[begin Items]

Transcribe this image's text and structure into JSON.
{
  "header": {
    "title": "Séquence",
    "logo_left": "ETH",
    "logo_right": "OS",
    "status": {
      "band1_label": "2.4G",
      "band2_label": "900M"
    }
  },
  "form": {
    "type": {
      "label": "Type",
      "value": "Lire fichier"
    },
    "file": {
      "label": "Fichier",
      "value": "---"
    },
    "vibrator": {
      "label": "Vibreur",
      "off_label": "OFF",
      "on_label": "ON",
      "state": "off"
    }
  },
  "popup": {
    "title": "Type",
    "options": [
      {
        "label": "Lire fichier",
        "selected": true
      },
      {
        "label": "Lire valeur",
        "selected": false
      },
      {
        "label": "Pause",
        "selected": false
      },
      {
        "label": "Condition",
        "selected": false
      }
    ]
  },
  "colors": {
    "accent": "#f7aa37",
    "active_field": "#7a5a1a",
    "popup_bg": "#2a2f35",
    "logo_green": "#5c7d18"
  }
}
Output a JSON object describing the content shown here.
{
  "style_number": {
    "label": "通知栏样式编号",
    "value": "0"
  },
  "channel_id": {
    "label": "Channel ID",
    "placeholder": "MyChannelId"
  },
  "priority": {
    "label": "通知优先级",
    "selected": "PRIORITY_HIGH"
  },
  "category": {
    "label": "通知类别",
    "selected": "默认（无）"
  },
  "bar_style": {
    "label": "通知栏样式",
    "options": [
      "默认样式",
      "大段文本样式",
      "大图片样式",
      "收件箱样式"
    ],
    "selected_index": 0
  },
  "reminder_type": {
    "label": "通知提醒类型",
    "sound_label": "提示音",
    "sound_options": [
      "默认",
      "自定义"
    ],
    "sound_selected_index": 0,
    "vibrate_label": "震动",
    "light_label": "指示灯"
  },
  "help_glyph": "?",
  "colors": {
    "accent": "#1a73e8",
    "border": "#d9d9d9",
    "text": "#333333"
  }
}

[end Items]

• **Given problem**
Repeat the data above exactly.

• **Expected answer**
Transcribe this image's text and structure into JSON.
{
  "header": {
    "title": "Séquence",
    "logo_left": "ETH",
    "logo_right": "OS",
    "status": {
      "band1_label": "2.4G",
      "band2_label": "900M"
    }
  },
  "form": {
    "type": {
      "label": "Type",
      "value": "Lire fichier"
    },
    "file": {
      "label": "Fichier",
      "value": "---"
    },
    "vibrator": {
      "label": "Vibreur",
      "off_label": "OFF",
      "on_label": "ON",
      "state": "off"
    }
  },
  "popup": {
    "title": "Type",
    "options": [
      {
        "label": "Lire fichier",
        "selected": true
      },
      {
        "label": "Lire valeur",
        "selected": false
      },
      {
        "label": "Pause",
        "selected": false
      },
      {
        "label": "Condition",
        "selected": false
      }
    ]
  },
  "colors": {
    "accent": "#f7aa37",
    "active_field": "#7a5a1a",
    "popup_bg": "#2a2f35",
    "logo_green": "#5c7d18"
  }
}
Output a JSON object describing the content shown here.
{
  "style_number": {
    "label": "通知栏样式编号",
    "value": "0"
  },
  "channel_id": {
    "label": "Channel ID",
    "placeholder": "MyChannelId"
  },
  "priority": {
    "label": "通知优先级",
    "selected": "PRIORITY_HIGH"
  },
  "category": {
    "label": "通知类别",
    "selected": "默认（无）"
  },
  "bar_style": {
    "label": "通知栏样式",
    "options": [
      "默认样式",
      "大段文本样式",
      "大图片样式",
      "收件箱样式"
    ],
    "selected_index": 0
  },
  "reminder_type": {
    "label": "通知提醒类型",
    "sound_label": "提示音",
    "sound_options": [
      "默认",
      "自定义"
    ],
    "sound_selected_index": 0,
    "vibrate_label": "震动",
    "light_label": "指示灯"
  },
  "help_glyph": "?",
  "colors": {
    "accent": "#1a73e8",
    "border": "#d9d9d9",
    "text": "#333333"
  }
}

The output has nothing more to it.